→ **STATED EXERCISE**
The entries below should be transcribed in their entirety, exactly as written.

* begin INFORMATION PROVIDED *

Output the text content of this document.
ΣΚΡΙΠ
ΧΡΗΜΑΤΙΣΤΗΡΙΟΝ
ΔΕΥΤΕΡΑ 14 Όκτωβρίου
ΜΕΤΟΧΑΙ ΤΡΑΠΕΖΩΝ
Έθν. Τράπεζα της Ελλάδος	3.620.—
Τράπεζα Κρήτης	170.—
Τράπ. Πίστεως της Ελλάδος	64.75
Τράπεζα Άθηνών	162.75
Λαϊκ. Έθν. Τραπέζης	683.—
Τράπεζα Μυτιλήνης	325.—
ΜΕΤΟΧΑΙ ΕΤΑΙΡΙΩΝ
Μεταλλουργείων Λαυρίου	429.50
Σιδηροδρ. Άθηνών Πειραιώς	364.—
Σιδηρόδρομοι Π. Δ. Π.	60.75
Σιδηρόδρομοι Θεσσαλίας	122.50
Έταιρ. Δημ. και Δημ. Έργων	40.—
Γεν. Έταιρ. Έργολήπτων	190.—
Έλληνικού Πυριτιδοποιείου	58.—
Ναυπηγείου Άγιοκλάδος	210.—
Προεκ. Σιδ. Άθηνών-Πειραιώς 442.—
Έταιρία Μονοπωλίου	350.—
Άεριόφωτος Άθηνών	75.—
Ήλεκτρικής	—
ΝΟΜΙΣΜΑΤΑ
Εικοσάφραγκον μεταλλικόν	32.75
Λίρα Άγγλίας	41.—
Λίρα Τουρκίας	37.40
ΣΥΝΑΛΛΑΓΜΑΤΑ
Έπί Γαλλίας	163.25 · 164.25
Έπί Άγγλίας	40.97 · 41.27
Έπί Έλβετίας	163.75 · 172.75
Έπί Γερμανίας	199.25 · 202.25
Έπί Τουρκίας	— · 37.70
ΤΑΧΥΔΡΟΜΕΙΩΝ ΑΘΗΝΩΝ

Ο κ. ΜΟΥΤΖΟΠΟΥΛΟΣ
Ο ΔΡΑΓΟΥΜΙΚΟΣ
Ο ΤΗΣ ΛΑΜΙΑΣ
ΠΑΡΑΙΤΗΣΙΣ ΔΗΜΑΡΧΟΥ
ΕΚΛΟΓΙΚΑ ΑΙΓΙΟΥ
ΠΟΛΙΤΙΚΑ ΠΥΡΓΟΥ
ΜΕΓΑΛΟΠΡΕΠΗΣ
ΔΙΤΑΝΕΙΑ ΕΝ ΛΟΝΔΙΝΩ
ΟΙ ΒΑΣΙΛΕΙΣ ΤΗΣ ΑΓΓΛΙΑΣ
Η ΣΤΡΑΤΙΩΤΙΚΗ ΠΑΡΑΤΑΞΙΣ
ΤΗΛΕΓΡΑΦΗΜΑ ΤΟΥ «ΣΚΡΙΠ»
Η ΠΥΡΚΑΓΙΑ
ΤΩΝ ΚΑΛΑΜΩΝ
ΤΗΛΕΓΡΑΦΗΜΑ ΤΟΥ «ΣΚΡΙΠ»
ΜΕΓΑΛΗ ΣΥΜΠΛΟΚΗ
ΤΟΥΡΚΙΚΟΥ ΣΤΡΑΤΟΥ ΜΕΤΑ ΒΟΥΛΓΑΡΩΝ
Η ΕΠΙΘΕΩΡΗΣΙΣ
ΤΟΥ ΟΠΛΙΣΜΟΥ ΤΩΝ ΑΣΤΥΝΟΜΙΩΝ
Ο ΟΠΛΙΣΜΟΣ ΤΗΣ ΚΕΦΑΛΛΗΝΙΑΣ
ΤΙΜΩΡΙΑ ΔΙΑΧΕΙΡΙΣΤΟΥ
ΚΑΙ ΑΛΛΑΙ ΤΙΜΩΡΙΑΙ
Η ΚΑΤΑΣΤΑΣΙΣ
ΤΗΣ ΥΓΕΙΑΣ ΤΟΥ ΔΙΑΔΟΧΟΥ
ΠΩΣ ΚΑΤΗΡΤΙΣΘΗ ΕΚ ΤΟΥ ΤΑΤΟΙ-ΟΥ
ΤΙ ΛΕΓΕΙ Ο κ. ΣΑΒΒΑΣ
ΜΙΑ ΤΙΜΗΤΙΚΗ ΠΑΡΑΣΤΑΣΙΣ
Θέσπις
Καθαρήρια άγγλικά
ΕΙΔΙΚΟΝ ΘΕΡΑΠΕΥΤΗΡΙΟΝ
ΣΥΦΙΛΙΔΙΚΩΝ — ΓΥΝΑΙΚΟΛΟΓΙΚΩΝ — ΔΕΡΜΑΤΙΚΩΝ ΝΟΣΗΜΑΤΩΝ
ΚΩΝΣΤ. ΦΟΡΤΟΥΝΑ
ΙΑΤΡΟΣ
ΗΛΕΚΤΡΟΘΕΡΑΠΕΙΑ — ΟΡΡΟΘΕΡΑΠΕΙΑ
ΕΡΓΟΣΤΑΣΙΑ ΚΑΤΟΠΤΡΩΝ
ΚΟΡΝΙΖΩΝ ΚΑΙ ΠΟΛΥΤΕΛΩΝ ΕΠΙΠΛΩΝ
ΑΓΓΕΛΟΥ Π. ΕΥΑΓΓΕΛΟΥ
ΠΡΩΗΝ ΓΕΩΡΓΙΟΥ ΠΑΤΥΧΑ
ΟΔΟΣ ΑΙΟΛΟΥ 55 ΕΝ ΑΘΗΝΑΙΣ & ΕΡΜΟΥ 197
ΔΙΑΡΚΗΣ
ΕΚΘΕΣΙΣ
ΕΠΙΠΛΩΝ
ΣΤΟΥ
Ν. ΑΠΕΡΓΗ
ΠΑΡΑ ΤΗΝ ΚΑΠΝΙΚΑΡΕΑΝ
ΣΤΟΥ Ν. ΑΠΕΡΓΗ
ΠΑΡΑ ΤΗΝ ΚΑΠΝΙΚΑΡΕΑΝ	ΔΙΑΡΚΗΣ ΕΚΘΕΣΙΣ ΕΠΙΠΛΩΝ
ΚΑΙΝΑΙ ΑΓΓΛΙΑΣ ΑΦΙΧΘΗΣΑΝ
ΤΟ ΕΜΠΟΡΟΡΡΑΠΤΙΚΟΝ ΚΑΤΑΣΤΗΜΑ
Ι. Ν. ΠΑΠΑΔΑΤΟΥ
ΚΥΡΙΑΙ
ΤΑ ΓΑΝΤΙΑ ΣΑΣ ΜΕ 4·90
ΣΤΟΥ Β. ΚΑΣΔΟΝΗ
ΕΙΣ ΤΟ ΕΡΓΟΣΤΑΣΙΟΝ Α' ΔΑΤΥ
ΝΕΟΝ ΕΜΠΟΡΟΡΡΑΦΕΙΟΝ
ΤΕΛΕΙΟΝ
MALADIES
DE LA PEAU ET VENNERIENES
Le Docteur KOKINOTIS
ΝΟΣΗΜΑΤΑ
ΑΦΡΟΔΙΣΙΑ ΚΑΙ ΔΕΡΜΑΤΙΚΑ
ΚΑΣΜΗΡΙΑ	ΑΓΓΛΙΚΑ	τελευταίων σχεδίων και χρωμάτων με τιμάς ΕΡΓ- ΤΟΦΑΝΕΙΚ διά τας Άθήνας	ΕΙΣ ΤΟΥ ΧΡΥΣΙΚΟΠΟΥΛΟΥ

* end INFORMATION PROVIDED *

→ **RESULT OF THIS TASK**
Output the text content of this document.
ΣΚΡΙΠ
ΧΡΗΜΑΤΙΣΤΗΡΙΟΝ
ΔΕΥΤΕΡΑ 14 Όκτωβρίου
ΜΕΤΟΧΑΙ ΤΡΑΠΕΖΩΝ
Έθν. Τράπεζα της Ελλάδος	3.620.—
Τράπεζα Κρήτης	170.—
Τράπ. Πίστεως της Ελλάδος	64.75
Τράπεζα Άθηνών	162.75
Λαϊκ. Έθν. Τραπέζης	683.—
Τράπεζα Μυτιλήνης	325.—
ΜΕΤΟΧΑΙ ΕΤΑΙΡΙΩΝ
Μεταλλουργείων Λαυρίου	429.50
Σιδηροδρ. Άθηνών Πειραιώς	364.—
Σιδηρόδρομοι Π. Δ. Π.	60.75
Σιδηρόδρομοι Θεσσαλίας	122.50
Έταιρ. Δημ. και Δημ. Έργων	40.—
Γεν. Έταιρ. Έργολήπτων	190.—
Έλληνικού Πυριτιδοποιείου	58.—
Ναυπηγείου Άγιοκλάδος	210.—
Προεκ. Σιδ. Άθηνών-Πειραιώς 442.—
Έταιρία Μονοπωλίου	350.—
Άεριόφωτος Άθηνών	75.—
Ήλεκτρικής	—
ΝΟΜΙΣΜΑΤΑ
Εικοσάφραγκον μεταλλικόν	32.75
Λίρα Άγγλίας	41.—
Λίρα Τουρκίας	37.40
ΣΥΝΑΛΛΑΓΜΑΤΑ
Έπί Γαλλίας	163.25 · 164.25
Έπί Άγγλίας	40.97 · 41.27
Έπί Έλβετίας	163.75 · 172.75
Έπί Γερμανίας	199.25 · 202.25
Έπί Τουρκίας	— · 37.70
ΤΑΧΥΔΡΟΜΕΙΩΝ ΑΘΗΝΩΝ

Ο κ. ΜΟΥΤΖΟΠΟΥΛΟΣ
Ο ΔΡΑΓΟΥΜΙΚΟΣ
Ο ΤΗΣ ΛΑΜΙΑΣ
ΠΑΡΑΙΤΗΣΙΣ ΔΗΜΑΡΧΟΥ
ΕΚΛΟΓΙΚΑ ΑΙΓΙΟΥ
ΠΟΛΙΤΙΚΑ ΠΥΡΓΟΥ
ΜΕΓΑΛΟΠΡΕΠΗΣ
ΔΙΤΑΝΕΙΑ ΕΝ ΛΟΝΔΙΝΩ
ΟΙ ΒΑΣΙΛΕΙΣ ΤΗΣ ΑΓΓΛΙΑΣ
Η ΣΤΡΑΤΙΩΤΙΚΗ ΠΑΡΑΤΑΞΙΣ
ΤΗΛΕΓΡΑΦΗΜΑ ΤΟΥ «ΣΚΡΙΠ»
Η ΠΥΡΚΑΓΙΑ
ΤΩΝ ΚΑΛΑΜΩΝ
ΤΗΛΕΓΡΑΦΗΜΑ ΤΟΥ «ΣΚΡΙΠ»
ΜΕΓΑΛΗ ΣΥΜΠΛΟΚΗ
ΤΟΥΡΚΙΚΟΥ ΣΤΡΑΤΟΥ ΜΕΤΑ ΒΟΥΛΓΑΡΩΝ
Η ΕΠΙΘΕΩΡΗΣΙΣ
ΤΟΥ ΟΠΛΙΣΜΟΥ ΤΩΝ ΑΣΤΥΝΟΜΙΩΝ
Ο ΟΠΛΙΣΜΟΣ ΤΗΣ ΚΕΦΑΛΛΗΝΙΑΣ
ΤΙΜΩΡΙΑ ΔΙΑΧΕΙΡΙΣΤΟΥ
ΚΑΙ ΑΛΛΑΙ ΤΙΜΩΡΙΑΙ
Η ΚΑΤΑΣΤΑΣΙΣ
ΤΗΣ ΥΓΕΙΑΣ ΤΟΥ ΔΙΑΔΟΧΟΥ
ΠΩΣ ΚΑΤΗΡΤΙΣΘΗ ΕΚ ΤΟΥ ΤΑΤΟΙ-ΟΥ
ΤΙ ΛΕΓΕΙ Ο κ. ΣΑΒΒΑΣ
ΜΙΑ ΤΙΜΗΤΙΚΗ ΠΑΡΑΣΤΑΣΙΣ
Θέσπις
Καθαρήρια άγγλικά
ΕΙΔΙΚΟΝ ΘΕΡΑΠΕΥΤΗΡΙΟΝ
ΣΥΦΙΛΙΔΙΚΩΝ — ΓΥΝΑΙΚΟΛΟΓΙΚΩΝ — ΔΕΡΜΑΤΙΚΩΝ ΝΟΣΗΜΑΤΩΝ
ΚΩΝΣΤ. ΦΟΡΤΟΥΝΑ
ΙΑΤΡΟΣ
ΗΛΕΚΤΡΟΘΕΡΑΠΕΙΑ — ΟΡΡΟΘΕΡΑΠΕΙΑ
ΕΡΓΟΣΤΑΣΙΑ ΚΑΤΟΠΤΡΩΝ
ΚΟΡΝΙΖΩΝ ΚΑΙ ΠΟΛΥΤΕΛΩΝ ΕΠΙΠΛΩΝ
ΑΓΓΕΛΟΥ Π. ΕΥΑΓΓΕΛΟΥ
ΠΡΩΗΝ ΓΕΩΡΓΙΟΥ ΠΑΤΥΧΑ
ΟΔΟΣ ΑΙΟΛΟΥ 55 ΕΝ ΑΘΗΝΑΙΣ & ΕΡΜΟΥ 197
ΔΙΑΡΚΗΣ
ΕΚΘΕΣΙΣ
ΕΠΙΠΛΩΝ
ΣΤΟΥ
Ν. ΑΠΕΡΓΗ
ΠΑΡΑ ΤΗΝ ΚΑΠΝΙΚΑΡΕΑΝ
ΣΤΟΥ Ν. ΑΠΕΡΓΗ
ΠΑΡΑ ΤΗΝ ΚΑΠΝΙΚΑΡΕΑΝ	ΔΙΑΡΚΗΣ ΕΚΘΕΣΙΣ ΕΠΙΠΛΩΝ
ΚΑΙΝΑΙ ΑΓΓΛΙΑΣ ΑΦΙΧΘΗΣΑΝ
ΤΟ ΕΜΠΟΡΟΡΡΑΠΤΙΚΟΝ ΚΑΤΑΣΤΗΜΑ
Ι. Ν. ΠΑΠΑΔΑΤΟΥ
ΚΥΡΙΑΙ
ΤΑ ΓΑΝΤΙΑ ΣΑΣ ΜΕ 4·90
ΣΤΟΥ Β. ΚΑΣΔΟΝΗ
ΕΙΣ ΤΟ ΕΡΓΟΣΤΑΣΙΟΝ Α' ΔΑΤΥ
ΝΕΟΝ ΕΜΠΟΡΟΡΡΑΦΕΙΟΝ
ΤΕΛΕΙΟΝ
MALADIES
DE LA PEAU ET VENNERIENES
Le Docteur KOKINOTIS
ΝΟΣΗΜΑΤΑ
ΑΦΡΟΔΙΣΙΑ ΚΑΙ ΔΕΡΜΑΤΙΚΑ
ΚΑΣΜΗΡΙΑ	ΑΓΓΛΙΚΑ	τελευταίων σχεδίων και χρωμάτων με τιμάς ΕΡΓ- ΤΟΦΑΝΕΙΚ διά τας Άθήνας	ΕΙΣ ΤΟΥ ΧΡΥΣΙΚΟΠΟΥΛΟΥ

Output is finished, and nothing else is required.